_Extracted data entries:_
■ ■ ■ ■ ■

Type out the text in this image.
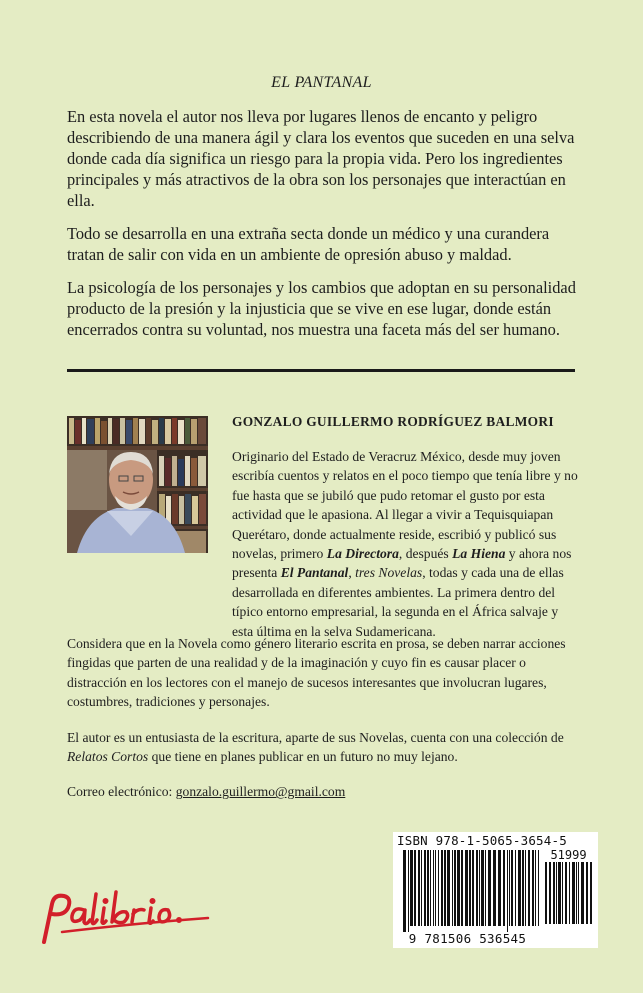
EL PANTANAL

En esta novela el autor nos lleva por lugares llenos de encanto y peligro describiendo de una manera ágil y clara los eventos que suceden en una selva donde cada día significa un riesgo para la propia vida. Pero los ingredientes principales y más atractivos de la obra son los personajes que interactúan en ella.

Todo se desarrolla en una extraña secta donde un médico y una curandera tratan de salir con vida en un ambiente de opresión abuso y maldad.

La psicología de los personajes y los cambios que adoptan en su personalidad producto de la presión y la injusticia que se vive en ese lugar, donde están encerrados contra su voluntad, nos muestra una faceta más del ser humano.

GONZALO GUILLERMO RODRÍGUEZ BALMORI
Originario del Estado de Veracruz México, desde muy joven escribía cuentos y relatos en el poco tiempo que tenía libre y no fue hasta que se jubiló que pudo retomar el gusto por esta actividad que le apasiona. Al llegar a vivir a Tequisquiapan Querétaro, donde actualmente reside, escribió y publicó sus novelas, primero La Directora, después La Hiena y ahora nos presenta El Pantanal, tres Novelas, todas y cada una de ellas desarrollada en diferentes ambientes. La primera dentro del típico entorno empresarial, la segunda en el África salvaje y esta última en la selva Sudamericana.

Considera que en la Novela como género literario escrita en prosa, se deben narrar acciones fingidas que parten de una realidad y de la imaginación y cuyo fin es causar placer o distracción en los lectores con el manejo de sucesos interesantes que involucran lugares, costumbres, tradiciones y personajes.

El autor es un entusiasta de la escritura, aparte de sus Novelas, cuenta con una colección de Relatos Cortos que tiene en planes publicar en un futuro no muy lejano.

Correo electrónico: gonzalo.guillermo@gmail.com

ISBN 978-1-5065-3654-5
51999
9 781506 536545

■ ■ ■ ■ ■

_Task:_
Lines that hold "autor" are the ones to copy; find all of them.

_Correct result:_
En esta novela el autor nos lleva por lugares llenos de encanto y peligro describiendo de una manera ágil y clara los eventos que suceden en una selva donde cada día significa un riesgo para la propia vida. Pero los ingredientes principales y más atractivos de la obra son los personajes que interactúan en ella.
El autor es un entusiasta de la escritura, aparte de sus Novelas, cuenta con una colección de Relatos Cortos que tiene en planes publicar en un futuro no muy lejano.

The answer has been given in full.